[Start Records provided]
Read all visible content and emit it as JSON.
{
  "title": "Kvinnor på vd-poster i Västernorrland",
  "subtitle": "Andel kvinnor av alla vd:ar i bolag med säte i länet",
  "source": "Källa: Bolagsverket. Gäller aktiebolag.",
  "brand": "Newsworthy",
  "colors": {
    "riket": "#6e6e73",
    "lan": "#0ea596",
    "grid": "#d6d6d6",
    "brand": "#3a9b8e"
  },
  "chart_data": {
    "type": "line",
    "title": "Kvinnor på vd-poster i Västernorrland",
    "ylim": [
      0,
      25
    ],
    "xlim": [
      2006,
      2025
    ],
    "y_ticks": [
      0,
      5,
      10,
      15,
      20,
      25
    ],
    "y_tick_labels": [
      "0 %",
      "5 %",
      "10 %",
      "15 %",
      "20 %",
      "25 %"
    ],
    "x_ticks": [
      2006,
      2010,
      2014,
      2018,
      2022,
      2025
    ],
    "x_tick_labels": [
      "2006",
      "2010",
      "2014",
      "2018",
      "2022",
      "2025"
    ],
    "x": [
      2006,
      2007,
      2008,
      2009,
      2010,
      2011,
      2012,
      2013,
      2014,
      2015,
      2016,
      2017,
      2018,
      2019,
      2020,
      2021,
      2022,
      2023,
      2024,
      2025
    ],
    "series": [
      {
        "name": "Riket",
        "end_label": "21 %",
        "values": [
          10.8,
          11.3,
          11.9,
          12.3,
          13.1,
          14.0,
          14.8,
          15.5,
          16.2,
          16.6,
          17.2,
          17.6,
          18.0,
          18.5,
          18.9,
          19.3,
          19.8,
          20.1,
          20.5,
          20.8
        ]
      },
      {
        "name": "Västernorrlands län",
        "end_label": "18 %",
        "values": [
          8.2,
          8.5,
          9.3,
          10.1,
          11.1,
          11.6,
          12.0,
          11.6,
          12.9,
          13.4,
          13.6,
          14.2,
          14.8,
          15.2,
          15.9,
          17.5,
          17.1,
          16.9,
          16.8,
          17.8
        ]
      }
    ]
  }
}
[End Records provided]
What you have to do: Of the lines in this listing, report how many contain the string "name", and give the number only.

Response: 2